Recorded data:
>>

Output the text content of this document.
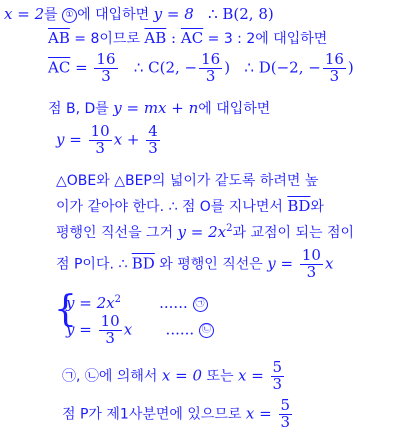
x = 2를 ① 에 대입하면 y = 8 ∴ B(2, 8)
$\overline{AB} = 8$이므로 $\overline{AB}$ : $\overline{AC} = 3$ : 2에 대입하면
$\overline{AC} = \frac{16}{3}$ ∴ C(2, − $\frac{16}{3}$ ) ∴ D(−2, − $\frac{16}{3}$ )
점 B, D를 y = mx + n에 대입하면
$y = \frac{10}{3}$ $x + \frac{4}{3}$
△OBE와 △BEP의 넓이가 같도록 하려면 높
이가 같아야 한다. ∴ 점 O를 지나면서 $\overline{BD}$와
평행인 직선을 그거 $y = 2x^2$과 교점이 되는 점이
점 P이다. ∴ $\overline{BD}$ 와 평행인 직선은 $y = \frac{10}{3}$ x
{
$y = 2x^2$	...... ㉠
$y = \frac{10}{3}$ x ...... ㉡
㉠, ㉡에 의해서 x = 0 또는 $x = \frac{5}{3}$
점 P가 제1사분면에 있으므로 $x = \frac{5}{3}$
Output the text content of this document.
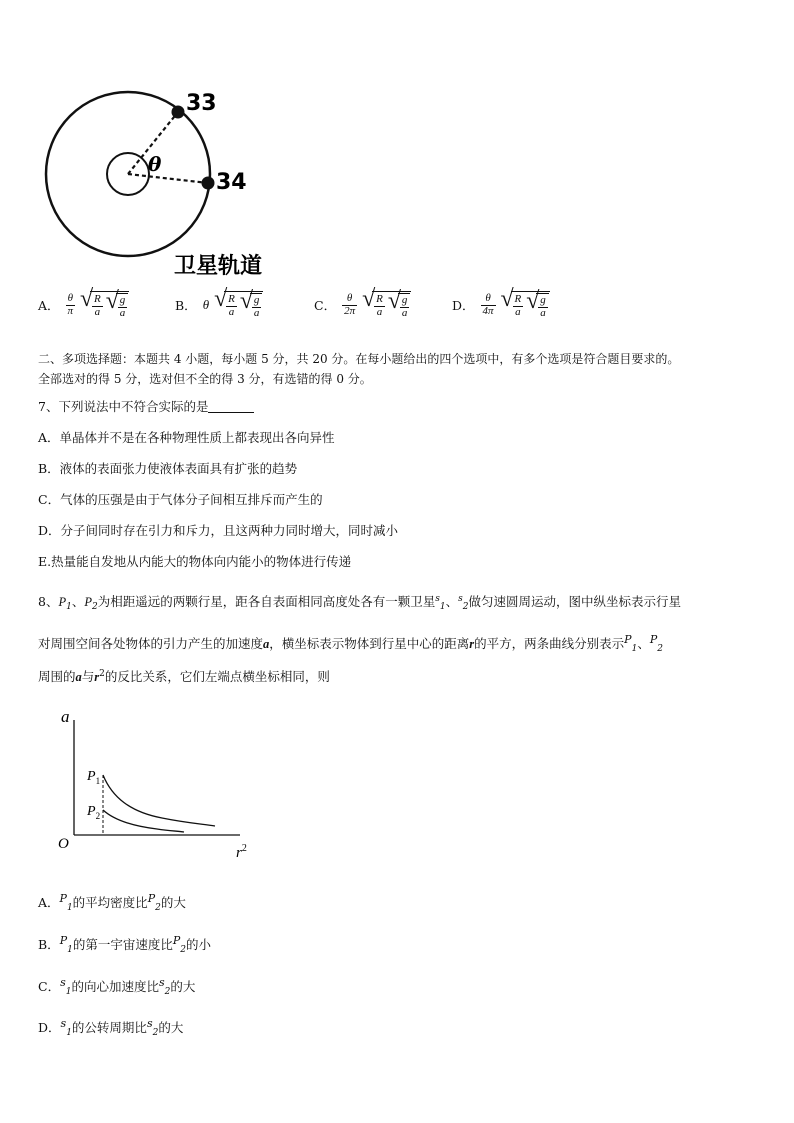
33
34
θ
卫星轨道
A． $\frac{\theta}{\pi}$ √ $\frac{R}{a}$
√ $\frac{g}{a}$	B． θ √ $\frac{R}{a}$
√ $\frac{g}{a}$	C． $\frac{\theta}{2\pi}$ √ $\frac{R}{a}$
√ $\frac{g}{a}$	D． $\frac{\theta}{4\pi}$ √ $\frac{R}{a}$
√ $\frac{g}{a}$
二、多项选择题：本题共 4 小题，每小题 5 分，共 20 分。在每小题给出的四个选项中，有多个选项是符合题目要求的。
全部选对的得 5 分，选对但不全的得 3 分，有选错的得 0 分。
7、下列说法中不符合实际的是
A．单晶体并不是在各种物理性质上都表现出各向异性
B．液体的表面张力使液体表面具有扩张的趋势
C．气体的压强是由于气体分子间相互排斥而产生的
D．分子间同时存在引力和斥力，且这两种力同时增大，同时减小
E.热量能自发地从内能大的物体向内能小的物体进行传递
8、$P_1$、$P_2$为相距遥远的两颗行星，距各自表面相同高度处各有一颗卫星$^s_1$、$^s_2$做匀速圆周运动，图中纵坐标表示行星
对周围空间各处物体的引力产生的加速度a，横坐标表示物体到行星中心的距离r的平方，两条曲线分别表示$P_1$、$P_2$
周围的a与$r^2$的反比关系，它们左端点横坐标相同，则
a
O
$r^2$
$P_1$
$P_2$
A．$P_1$的平均密度比$P_2$的大
B．$P_1$的第一宇宙速度比$P_2$的小
C．$s_1$的向心加速度比$s_2$的大
D．$s_1$的公转周期比$s_2$的大
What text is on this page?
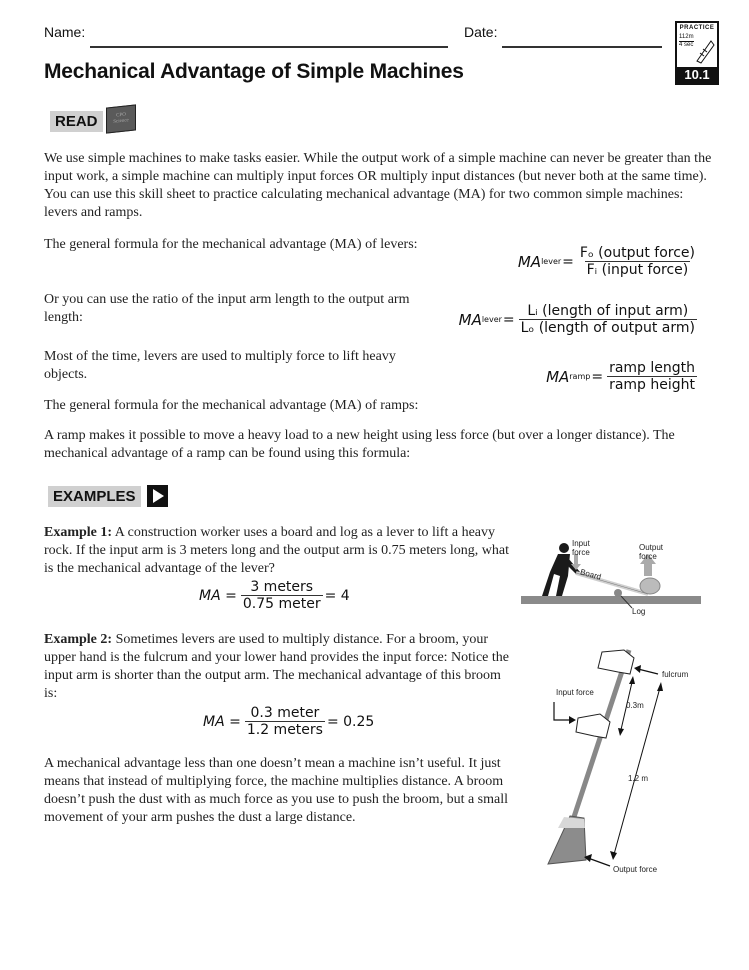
Name:	Date:	PRACTICE
112m
4 sec
10.1
Mechanical Advantage of Simple Machines
READ	CPO
Science
We use simple machines to make tasks easier. While the output work of a simple machine can never be greater than the input work, a simple machine can multiply input forces OR multiply input distances (but never both at the same time). You can use this skill sheet to practice calculating mechanical advantage (MA) for two common simple machines: levers and ramps.
The general formula for the mechanical advantage (MA) of levers:
Or you can use the ratio of the input arm length to the output arm length:
Most of the time, levers are used to multiply force to lift heavy objects.
The general formula for the mechanical advantage (MA) of ramps:
MA lever = $\frac{\text{Fₒ (output force)}}{\text{Fᵢ (input force)}}$
MA lever = $\frac{\text{Lᵢ (length of input arm)}}{\text{Lₒ (length of output arm)}}$
MA ramp = $\frac{\text{ramp length}}{\text{ramp height}}$
A ramp makes it possible to move a heavy load to a new height using less force (but over a longer distance). The mechanical advantage of a ramp can be found using this formula:
EXAMPLES
Example 1: A construction worker uses a board and log as a lever to lift a heavy rock. If the input arm is 3 meters long and the output arm is 0.75 meters long, what is the mechanical advantage of the lever?
MA = $\frac{\text{3 meters}}{\text{0.75 meter}} = 4$
Input force
Output force
Board
Log
Example 2: Sometimes levers are used to multiply distance. For a broom, your upper hand is the fulcrum and your lower hand provides the input force: Notice the input arm is shorter than the output arm. The mechanical advantage of this broom is:
MA = $\frac{\text{0.3 meter}}{\text{1.2 meters}} = 0.25$
fulcrum
Input force
0.3m
1.2 m
Output force
A mechanical advantage less than one doesn’t mean a machine isn’t useful. It just means that instead of multiplying force, the machine multiplies distance. A broom doesn’t push the dust with as much force as you use to push the broom, but a small movement of your arm pushes the dust a large distance.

<<

### WHAT TO WORK ON
Pick out each line above that includes "fulcrum" and show it.

### RESULT
Example 2: Sometimes levers are used to multiply distance. For a broom, your upper hand is the fulcrum and your lower hand provides the input force: Notice the input arm is shorter than the output arm. The mechanical advantage of this broom is:
fulcrum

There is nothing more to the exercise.